**What you have to do:** The records below should be written out again, exactly.

**Input material:**

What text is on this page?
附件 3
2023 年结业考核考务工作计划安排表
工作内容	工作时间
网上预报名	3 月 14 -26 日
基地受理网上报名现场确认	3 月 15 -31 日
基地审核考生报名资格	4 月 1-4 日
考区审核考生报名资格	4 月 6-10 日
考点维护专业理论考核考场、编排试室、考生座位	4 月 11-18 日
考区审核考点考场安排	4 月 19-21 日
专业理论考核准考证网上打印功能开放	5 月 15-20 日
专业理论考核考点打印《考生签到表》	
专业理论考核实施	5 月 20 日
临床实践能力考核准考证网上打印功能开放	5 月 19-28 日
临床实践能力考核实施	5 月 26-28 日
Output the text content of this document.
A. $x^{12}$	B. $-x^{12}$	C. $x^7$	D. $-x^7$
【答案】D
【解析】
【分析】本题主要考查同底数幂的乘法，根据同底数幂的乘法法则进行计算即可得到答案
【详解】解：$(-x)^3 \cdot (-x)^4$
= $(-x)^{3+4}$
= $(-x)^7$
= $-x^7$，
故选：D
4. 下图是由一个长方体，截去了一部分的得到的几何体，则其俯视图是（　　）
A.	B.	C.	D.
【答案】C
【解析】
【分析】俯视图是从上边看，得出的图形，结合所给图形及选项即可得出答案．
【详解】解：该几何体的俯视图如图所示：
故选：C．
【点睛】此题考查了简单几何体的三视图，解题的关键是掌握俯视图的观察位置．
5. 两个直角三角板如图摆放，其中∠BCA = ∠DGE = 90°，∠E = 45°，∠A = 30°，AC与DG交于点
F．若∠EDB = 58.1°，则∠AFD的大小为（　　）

**Task answer:**
What text is on this page?
附件 3
2023 年结业考核考务工作计划安排表
工作内容	工作时间
网上预报名	3 月 14 -26 日
基地受理网上报名现场确认	3 月 15 -31 日
基地审核考生报名资格	4 月 1-4 日
考区审核考生报名资格	4 月 6-10 日
考点维护专业理论考核考场、编排试室、考生座位	4 月 11-18 日
考区审核考点考场安排	4 月 19-21 日
专业理论考核准考证网上打印功能开放	5 月 15-20 日
专业理论考核考点打印《考生签到表》	
专业理论考核实施	5 月 20 日
临床实践能力考核准考证网上打印功能开放	5 月 19-28 日
临床实践能力考核实施	5 月 26-28 日
Output the text content of this document.
A. $x^{12}$	B. $-x^{12}$	C. $x^7$	D. $-x^7$
【答案】D
【解析】
【分析】本题主要考查同底数幂的乘法，根据同底数幂的乘法法则进行计算即可得到答案
【详解】解：$(-x)^3 \cdot (-x)^4$
= $(-x)^{3+4}$
= $(-x)^7$
= $-x^7$，
故选：D
4. 下图是由一个长方体，截去了一部分的得到的几何体，则其俯视图是（　　）
A.	B.	C.	D.
【答案】C
【解析】
【分析】俯视图是从上边看，得出的图形，结合所给图形及选项即可得出答案．
【详解】解：该几何体的俯视图如图所示：
故选：C．
【点睛】此题考查了简单几何体的三视图，解题的关键是掌握俯视图的观察位置．
5. 两个直角三角板如图摆放，其中∠BCA = ∠DGE = 90°，∠E = 45°，∠A = 30°，AC与DG交于点
F．若∠EDB = 58.1°，则∠AFD的大小为（　　）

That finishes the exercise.